**Requirements**. Search the data below for the word "工作态度" and copy each line that holds it.
## begin Information given
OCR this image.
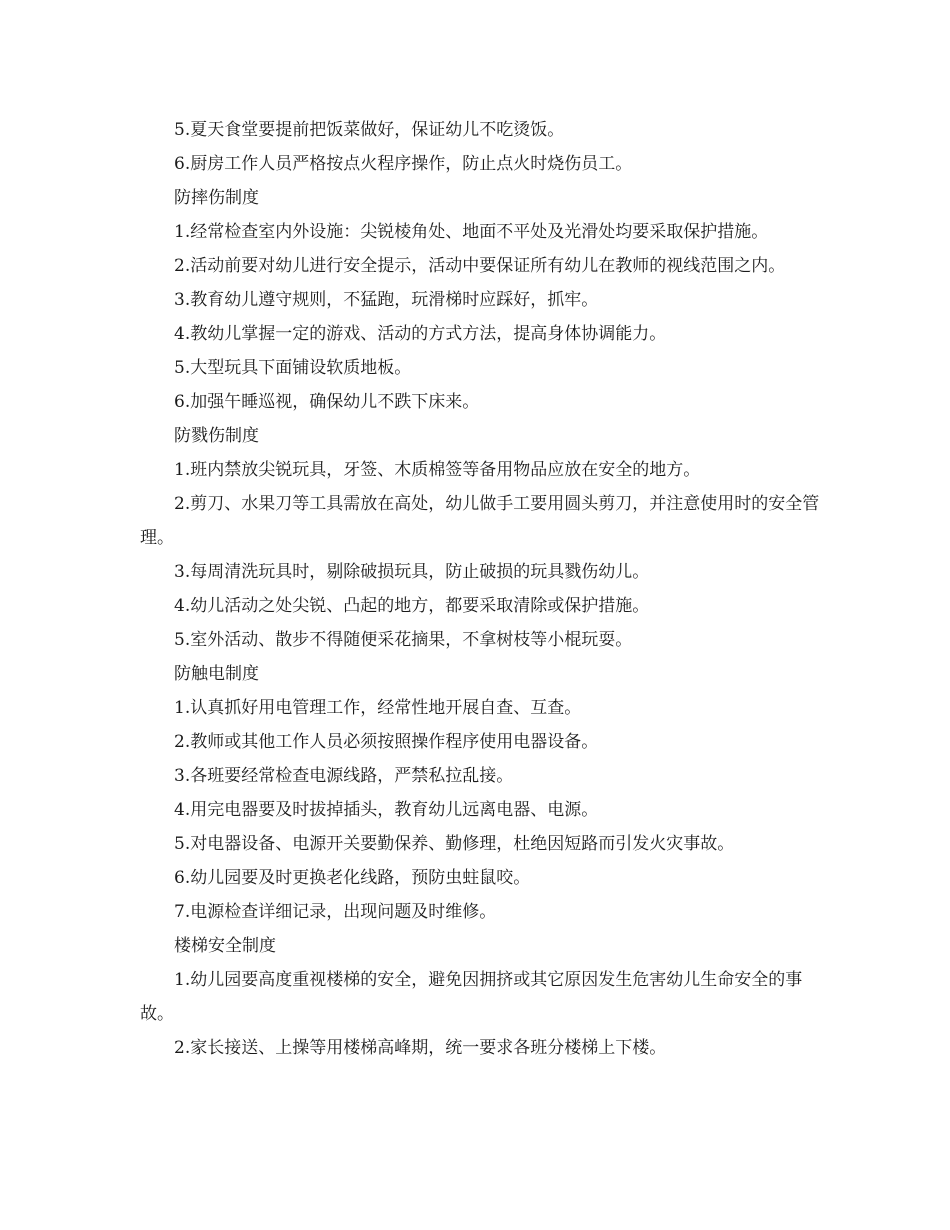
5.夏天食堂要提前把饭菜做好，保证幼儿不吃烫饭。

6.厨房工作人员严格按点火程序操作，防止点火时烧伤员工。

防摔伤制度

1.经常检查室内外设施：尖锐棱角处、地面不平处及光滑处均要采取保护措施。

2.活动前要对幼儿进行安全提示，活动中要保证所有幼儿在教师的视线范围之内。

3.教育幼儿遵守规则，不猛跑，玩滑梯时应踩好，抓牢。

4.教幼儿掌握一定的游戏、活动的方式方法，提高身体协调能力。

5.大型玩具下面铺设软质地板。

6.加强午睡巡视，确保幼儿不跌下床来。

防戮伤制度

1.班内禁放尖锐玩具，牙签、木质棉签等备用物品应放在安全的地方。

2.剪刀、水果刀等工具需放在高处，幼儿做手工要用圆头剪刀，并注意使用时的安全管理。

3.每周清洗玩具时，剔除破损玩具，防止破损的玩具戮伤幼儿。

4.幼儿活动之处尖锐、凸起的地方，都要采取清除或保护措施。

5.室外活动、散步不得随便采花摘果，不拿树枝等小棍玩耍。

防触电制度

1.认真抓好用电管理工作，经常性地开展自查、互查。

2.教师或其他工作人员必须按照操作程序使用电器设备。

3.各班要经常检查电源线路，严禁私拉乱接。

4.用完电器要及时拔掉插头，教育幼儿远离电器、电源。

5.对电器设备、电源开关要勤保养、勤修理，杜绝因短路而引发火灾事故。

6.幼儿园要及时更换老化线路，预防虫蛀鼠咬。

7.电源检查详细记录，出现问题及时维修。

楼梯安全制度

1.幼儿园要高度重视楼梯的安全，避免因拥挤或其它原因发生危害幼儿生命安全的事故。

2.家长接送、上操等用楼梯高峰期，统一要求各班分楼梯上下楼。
## end Information given
## begin Information given
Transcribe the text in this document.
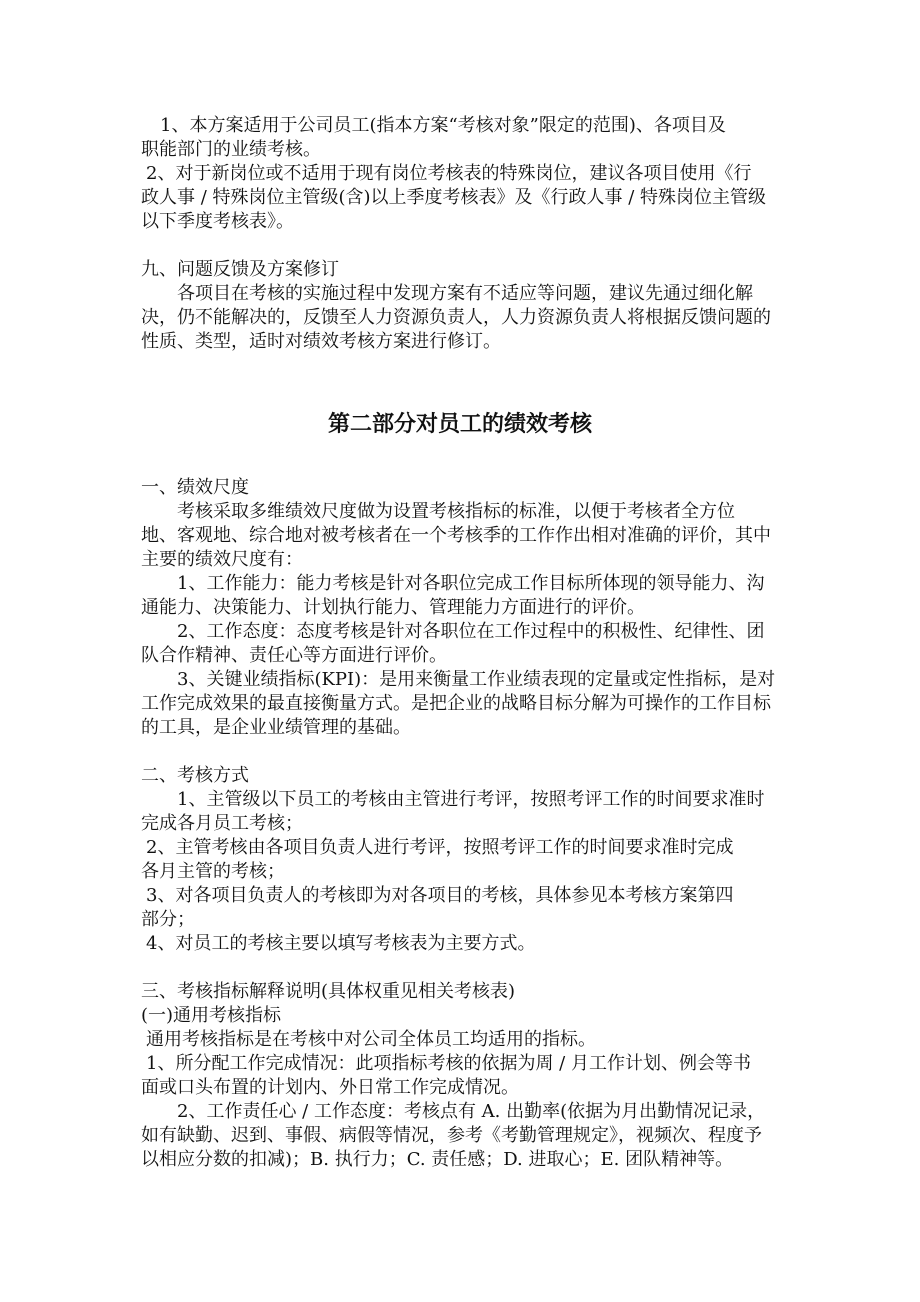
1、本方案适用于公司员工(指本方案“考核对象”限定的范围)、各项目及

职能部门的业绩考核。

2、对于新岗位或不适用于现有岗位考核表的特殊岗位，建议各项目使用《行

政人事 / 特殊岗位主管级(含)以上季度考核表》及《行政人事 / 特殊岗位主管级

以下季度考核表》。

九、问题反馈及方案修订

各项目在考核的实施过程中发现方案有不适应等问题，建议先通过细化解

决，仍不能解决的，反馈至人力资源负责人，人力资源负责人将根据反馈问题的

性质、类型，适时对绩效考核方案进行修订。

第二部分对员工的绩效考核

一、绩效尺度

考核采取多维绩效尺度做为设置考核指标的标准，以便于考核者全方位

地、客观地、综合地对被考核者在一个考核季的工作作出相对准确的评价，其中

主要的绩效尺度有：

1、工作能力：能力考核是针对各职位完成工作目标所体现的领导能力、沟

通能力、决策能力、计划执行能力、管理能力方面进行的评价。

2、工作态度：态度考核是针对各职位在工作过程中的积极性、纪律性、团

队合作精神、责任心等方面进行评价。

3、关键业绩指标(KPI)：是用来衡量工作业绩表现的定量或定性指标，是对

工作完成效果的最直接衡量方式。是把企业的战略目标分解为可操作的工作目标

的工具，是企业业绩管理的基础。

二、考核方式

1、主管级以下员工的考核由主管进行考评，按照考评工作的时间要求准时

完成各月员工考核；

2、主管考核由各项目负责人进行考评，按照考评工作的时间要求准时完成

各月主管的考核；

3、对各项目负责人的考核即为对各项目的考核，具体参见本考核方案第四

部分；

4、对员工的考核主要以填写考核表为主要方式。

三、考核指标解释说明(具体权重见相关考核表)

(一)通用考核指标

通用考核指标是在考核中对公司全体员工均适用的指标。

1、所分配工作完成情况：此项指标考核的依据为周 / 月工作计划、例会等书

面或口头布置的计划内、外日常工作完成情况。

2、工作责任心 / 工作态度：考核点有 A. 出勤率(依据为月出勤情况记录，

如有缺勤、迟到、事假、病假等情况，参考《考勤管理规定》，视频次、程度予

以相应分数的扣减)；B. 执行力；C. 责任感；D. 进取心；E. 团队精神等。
## end Information given
**Reply**.
2、工作态度：态度考核是针对各职位在工作过程中的积极性、纪律性、团
2、工作责任心 / 工作态度：考核点有 A. 出勤率(依据为月出勤情况记录，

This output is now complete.